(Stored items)
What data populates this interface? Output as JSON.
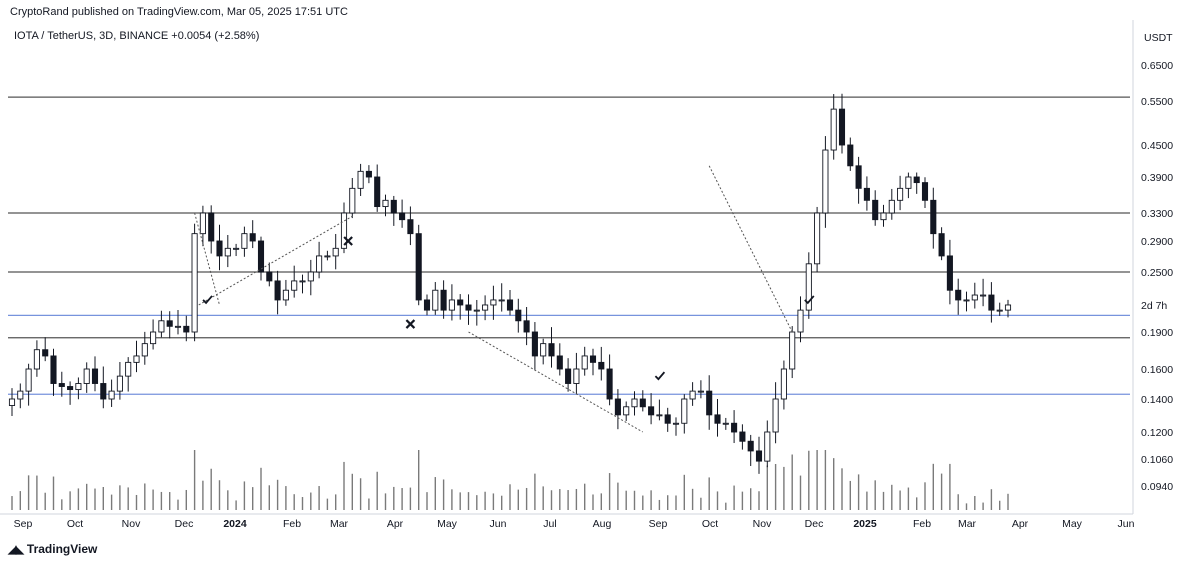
{
  "header": {
    "publisher": "CryptoRand published on TradingView.com, Mar 05, 2025 17:51 UTC",
    "symbol_line": "IOTA / TetherUS, 3D, BINANCE  +0.0054 (+2.58%)"
  },
  "brand": {
    "name": "TradingView",
    "icon": "tradingview-logo-icon"
  },
  "colors": {
    "up": "#131722",
    "down": "#131722",
    "hline": "#555555",
    "blue_line": "#4a6fd1",
    "trend": "#555555"
  },
  "chart_data": {
    "type": "candlestick",
    "yaxis_unit": "USDT",
    "y_ticks": [
      "0.6500",
      "0.5500",
      "0.4500",
      "0.3900",
      "0.3300",
      "0.2900",
      "0.2500",
      "0.1900",
      "0.1600",
      "0.1400",
      "0.1200",
      "0.1060",
      "0.0940"
    ],
    "x_ticks": [
      {
        "label": "Sep",
        "bold": false
      },
      {
        "label": "Oct",
        "bold": false
      },
      {
        "label": "Nov",
        "bold": false
      },
      {
        "label": "Dec",
        "bold": false
      },
      {
        "label": "2024",
        "bold": true
      },
      {
        "label": "Feb",
        "bold": false
      },
      {
        "label": "Mar",
        "bold": false
      },
      {
        "label": "Apr",
        "bold": false
      },
      {
        "label": "May",
        "bold": false
      },
      {
        "label": "Jun",
        "bold": false
      },
      {
        "label": "Jul",
        "bold": false
      },
      {
        "label": "Aug",
        "bold": false
      },
      {
        "label": "Sep",
        "bold": false
      },
      {
        "label": "Oct",
        "bold": false
      },
      {
        "label": "Nov",
        "bold": false
      },
      {
        "label": "Dec",
        "bold": false
      },
      {
        "label": "2025",
        "bold": true
      },
      {
        "label": "Feb",
        "bold": false
      },
      {
        "label": "Mar",
        "bold": false
      },
      {
        "label": "Apr",
        "bold": false
      },
      {
        "label": "May",
        "bold": false
      },
      {
        "label": "Jun",
        "bold": false
      }
    ],
    "countdown_label": "2d 7h",
    "horizontal_levels": [
      0.56,
      0.33,
      0.25,
      0.185
    ],
    "blue_levels": [
      0.205,
      0.143
    ],
    "close_path": [
      0.14,
      0.145,
      0.16,
      0.175,
      0.17,
      0.15,
      0.148,
      0.146,
      0.15,
      0.16,
      0.15,
      0.14,
      0.145,
      0.155,
      0.165,
      0.17,
      0.18,
      0.19,
      0.2,
      0.195,
      0.195,
      0.19,
      0.3,
      0.33,
      0.29,
      0.27,
      0.28,
      0.28,
      0.3,
      0.29,
      0.25,
      0.24,
      0.22,
      0.23,
      0.24,
      0.24,
      0.25,
      0.27,
      0.27,
      0.28,
      0.33,
      0.37,
      0.4,
      0.39,
      0.34,
      0.35,
      0.33,
      0.32,
      0.3,
      0.22,
      0.21,
      0.23,
      0.21,
      0.22,
      0.215,
      0.21,
      0.21,
      0.215,
      0.22,
      0.22,
      0.21,
      0.2,
      0.19,
      0.17,
      0.18,
      0.17,
      0.16,
      0.15,
      0.16,
      0.17,
      0.165,
      0.16,
      0.14,
      0.13,
      0.135,
      0.14,
      0.135,
      0.13,
      0.13,
      0.125,
      0.125,
      0.14,
      0.145,
      0.145,
      0.13,
      0.125,
      0.125,
      0.12,
      0.115,
      0.11,
      0.105,
      0.12,
      0.14,
      0.16,
      0.19,
      0.21,
      0.26,
      0.33,
      0.44,
      0.53,
      0.45,
      0.41,
      0.37,
      0.35,
      0.32,
      0.33,
      0.35,
      0.37,
      0.39,
      0.38,
      0.35,
      0.3,
      0.27,
      0.23,
      0.22,
      0.22,
      0.225,
      0.225,
      0.21,
      0.21,
      0.215
    ],
    "events": [
      {
        "kind": "check",
        "date_index": 23.5,
        "price": 0.22
      },
      {
        "kind": "cross",
        "date_index": 40.5,
        "price": 0.29
      },
      {
        "kind": "cross",
        "date_index": 48,
        "price": 0.197
      },
      {
        "kind": "check",
        "date_index": 78,
        "price": 0.155
      },
      {
        "kind": "check",
        "date_index": 96,
        "price": 0.22
      }
    ],
    "trendlines": [
      {
        "from": [
          22.5,
          0.215
        ],
        "to": [
          41,
          0.325
        ]
      },
      {
        "from": [
          22,
          0.33
        ],
        "to": [
          25,
          0.215
        ]
      },
      {
        "from": [
          55,
          0.19
        ],
        "to": [
          76,
          0.12
        ]
      },
      {
        "from": [
          84,
          0.41
        ],
        "to": [
          94,
          0.19
        ]
      }
    ]
  }
}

■ What the exercise asks ■
Return the material exactly as given, apart from the pictures.

■ Complete response ■
What data populates this interface? Output as JSON.
{
  "header": {
    "publisher": "CryptoRand published on TradingView.com, Mar 05, 2025 17:51 UTC",
    "symbol_line": "IOTA / TetherUS, 3D, BINANCE  +0.0054 (+2.58%)"
  },
  "brand": {
    "name": "TradingView",
    "icon": "tradingview-logo-icon"
  },
  "colors": {
    "up": "#131722",
    "down": "#131722",
    "hline": "#555555",
    "blue_line": "#4a6fd1",
    "trend": "#555555"
  },
  "chart_data": {
    "type": "candlestick",
    "yaxis_unit": "USDT",
    "y_ticks": [
      "0.6500",
      "0.5500",
      "0.4500",
      "0.3900",
      "0.3300",
      "0.2900",
      "0.2500",
      "0.1900",
      "0.1600",
      "0.1400",
      "0.1200",
      "0.1060",
      "0.0940"
    ],
    "x_ticks": [
      {
        "label": "Sep",
        "bold": false
      },
      {
        "label": "Oct",
        "bold": false
      },
      {
        "label": "Nov",
        "bold": false
      },
      {
        "label": "Dec",
        "bold": false
      },
      {
        "label": "2024",
        "bold": true
      },
      {
        "label": "Feb",
        "bold": false
      },
      {
        "label": "Mar",
        "bold": false
      },
      {
        "label": "Apr",
        "bold": false
      },
      {
        "label": "May",
        "bold": false
      },
      {
        "label": "Jun",
        "bold": false
      },
      {
        "label": "Jul",
        "bold": false
      },
      {
        "label": "Aug",
        "bold": false
      },
      {
        "label": "Sep",
        "bold": false
      },
      {
        "label": "Oct",
        "bold": false
      },
      {
        "label": "Nov",
        "bold": false
      },
      {
        "label": "Dec",
        "bold": false
      },
      {
        "label": "2025",
        "bold": true
      },
      {
        "label": "Feb",
        "bold": false
      },
      {
        "label": "Mar",
        "bold": false
      },
      {
        "label": "Apr",
        "bold": false
      },
      {
        "label": "May",
        "bold": false
      },
      {
        "label": "Jun",
        "bold": false
      }
    ],
    "countdown_label": "2d 7h",
    "horizontal_levels": [
      0.56,
      0.33,
      0.25,
      0.185
    ],
    "blue_levels": [
      0.205,
      0.143
    ],
    "close_path": [
      0.14,
      0.145,
      0.16,
      0.175,
      0.17,
      0.15,
      0.148,
      0.146,
      0.15,
      0.16,
      0.15,
      0.14,
      0.145,
      0.155,
      0.165,
      0.17,
      0.18,
      0.19,
      0.2,
      0.195,
      0.195,
      0.19,
      0.3,
      0.33,
      0.29,
      0.27,
      0.28,
      0.28,
      0.3,
      0.29,
      0.25,
      0.24,
      0.22,
      0.23,
      0.24,
      0.24,
      0.25,
      0.27,
      0.27,
      0.28,
      0.33,
      0.37,
      0.4,
      0.39,
      0.34,
      0.35,
      0.33,
      0.32,
      0.3,
      0.22,
      0.21,
      0.23,
      0.21,
      0.22,
      0.215,
      0.21,
      0.21,
      0.215,
      0.22,
      0.22,
      0.21,
      0.2,
      0.19,
      0.17,
      0.18,
      0.17,
      0.16,
      0.15,
      0.16,
      0.17,
      0.165,
      0.16,
      0.14,
      0.13,
      0.135,
      0.14,
      0.135,
      0.13,
      0.13,
      0.125,
      0.125,
      0.14,
      0.145,
      0.145,
      0.13,
      0.125,
      0.125,
      0.12,
      0.115,
      0.11,
      0.105,
      0.12,
      0.14,
      0.16,
      0.19,
      0.21,
      0.26,
      0.33,
      0.44,
      0.53,
      0.45,
      0.41,
      0.37,
      0.35,
      0.32,
      0.33,
      0.35,
      0.37,
      0.39,
      0.38,
      0.35,
      0.3,
      0.27,
      0.23,
      0.22,
      0.22,
      0.225,
      0.225,
      0.21,
      0.21,
      0.215
    ],
    "events": [
      {
        "kind": "check",
        "date_index": 23.5,
        "price": 0.22
      },
      {
        "kind": "cross",
        "date_index": 40.5,
        "price": 0.29
      },
      {
        "kind": "cross",
        "date_index": 48,
        "price": 0.197
      },
      {
        "kind": "check",
        "date_index": 78,
        "price": 0.155
      },
      {
        "kind": "check",
        "date_index": 96,
        "price": 0.22
      }
    ],
    "trendlines": [
      {
        "from": [
          22.5,
          0.215
        ],
        "to": [
          41,
          0.325
        ]
      },
      {
        "from": [
          22,
          0.33
        ],
        "to": [
          25,
          0.215
        ]
      },
      {
        "from": [
          55,
          0.19
        ],
        "to": [
          76,
          0.12
        ]
      },
      {
        "from": [
          84,
          0.41
        ],
        "to": [
          94,
          0.19
        ]
      }
    ]
  }
}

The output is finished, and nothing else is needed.